** start of Input material **

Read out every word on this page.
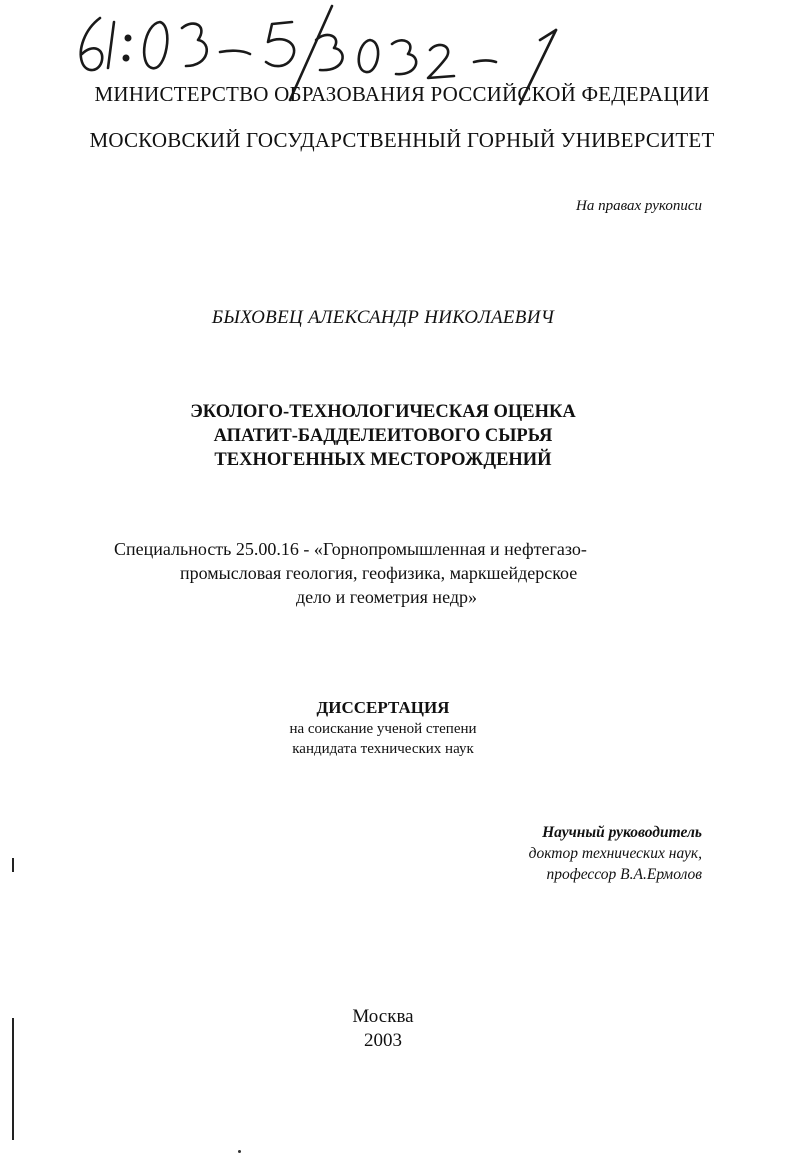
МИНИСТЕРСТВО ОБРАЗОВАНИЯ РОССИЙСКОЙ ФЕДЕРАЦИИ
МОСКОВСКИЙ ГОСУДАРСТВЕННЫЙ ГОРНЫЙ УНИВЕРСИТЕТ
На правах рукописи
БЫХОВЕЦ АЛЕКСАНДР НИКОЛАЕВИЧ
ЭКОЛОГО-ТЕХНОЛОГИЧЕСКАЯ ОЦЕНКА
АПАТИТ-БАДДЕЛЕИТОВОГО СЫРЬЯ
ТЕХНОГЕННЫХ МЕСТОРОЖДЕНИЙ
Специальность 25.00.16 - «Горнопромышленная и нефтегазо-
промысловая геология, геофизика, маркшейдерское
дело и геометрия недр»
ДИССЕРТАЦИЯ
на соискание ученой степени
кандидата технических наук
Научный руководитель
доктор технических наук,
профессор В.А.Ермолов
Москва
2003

** end of Input material **
** start of Input material **

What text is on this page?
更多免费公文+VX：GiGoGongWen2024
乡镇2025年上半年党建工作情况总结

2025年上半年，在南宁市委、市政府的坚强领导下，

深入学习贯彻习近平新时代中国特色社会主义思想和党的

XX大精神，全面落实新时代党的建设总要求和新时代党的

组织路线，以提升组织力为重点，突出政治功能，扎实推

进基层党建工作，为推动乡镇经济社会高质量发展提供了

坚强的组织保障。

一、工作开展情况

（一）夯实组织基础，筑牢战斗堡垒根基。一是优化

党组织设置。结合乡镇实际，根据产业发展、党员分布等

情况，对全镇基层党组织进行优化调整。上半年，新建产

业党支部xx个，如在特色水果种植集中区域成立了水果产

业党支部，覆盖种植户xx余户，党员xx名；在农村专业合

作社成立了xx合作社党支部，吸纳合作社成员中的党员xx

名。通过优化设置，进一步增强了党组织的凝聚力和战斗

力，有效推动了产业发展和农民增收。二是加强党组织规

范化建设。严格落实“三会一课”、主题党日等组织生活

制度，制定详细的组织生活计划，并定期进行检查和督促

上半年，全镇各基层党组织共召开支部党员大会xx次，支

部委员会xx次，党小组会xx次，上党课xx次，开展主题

** end of Input material **

» What you should do: Search the entries for the word "наук" and pick out every line that holds it.

» Response below:
кандидата технических наук
доктор технических наук,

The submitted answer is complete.